= WRITTEN INSTRUCTION =
Reproduce the listing below without changes, except that pictures are left out.

[Records from a data collection]

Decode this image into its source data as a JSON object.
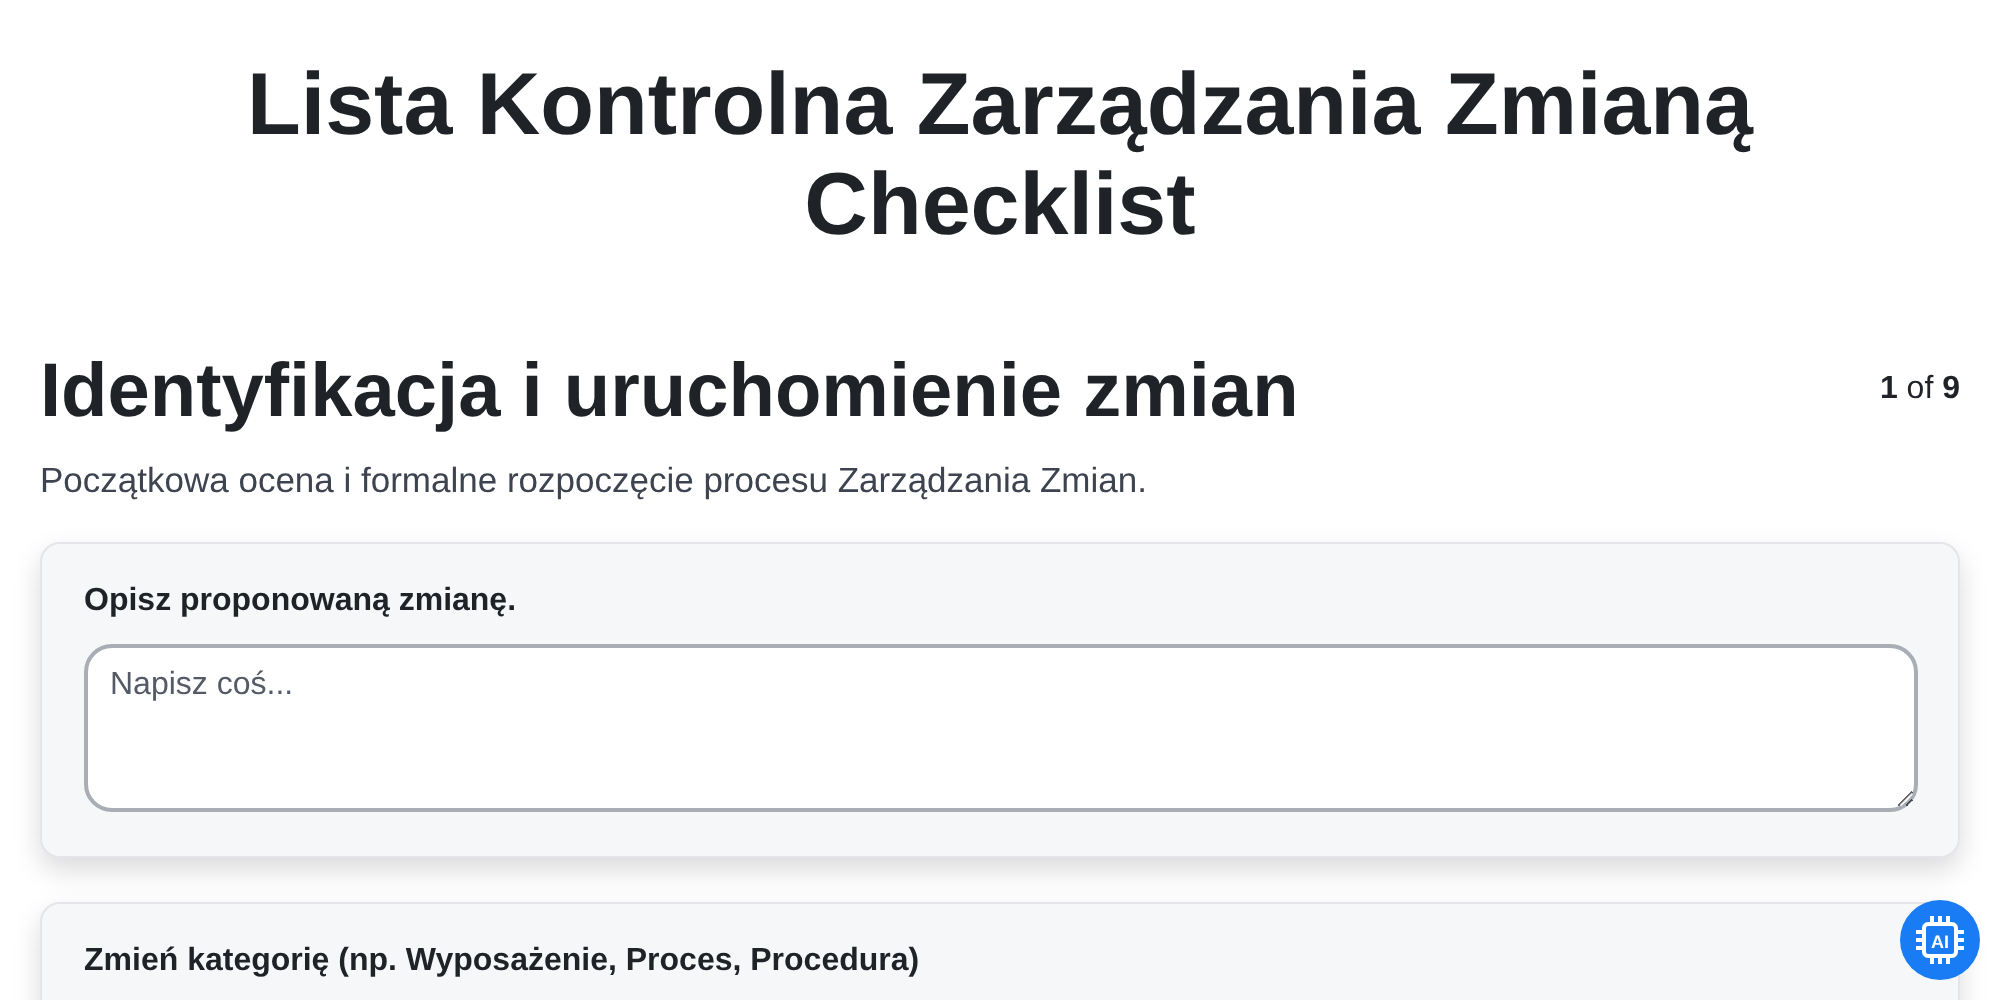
{
  "title": "Lista Kontrolna Zarządzania Zmianą Checklist",
  "section": {
    "heading": "Identyfikacja i uruchomienie zmian",
    "description": "Początkowa ocena i formalne rozpoczęcie procesu Zarządzania Zmian.",
    "page_current": "1",
    "page_of": "of",
    "page_total": "9"
  },
  "questions": [
    {
      "kind": "textarea",
      "label": "Opisz proponowaną zmianę.",
      "placeholder": "Napisz coś..."
    },
    {
      "kind": "label_only",
      "label": "Zmień kategorię (np. Wyposażenie, Proces, Procedura)"
    }
  ],
  "ai_button": {
    "label": "AI"
  }
}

= CORRECT OUTPUT =
Decode this image into its source data as a JSON object.
{
  "title": "Lista Kontrolna Zarządzania Zmianą Checklist",
  "section": {
    "heading": "Identyfikacja i uruchomienie zmian",
    "description": "Początkowa ocena i formalne rozpoczęcie procesu Zarządzania Zmian.",
    "page_current": "1",
    "page_of": "of",
    "page_total": "9"
  },
  "questions": [
    {
      "kind": "textarea",
      "label": "Opisz proponowaną zmianę.",
      "placeholder": "Napisz coś..."
    },
    {
      "kind": "label_only",
      "label": "Zmień kategorię (np. Wyposażenie, Proces, Procedura)"
    }
  ],
  "ai_button": {
    "label": "AI"
  }
}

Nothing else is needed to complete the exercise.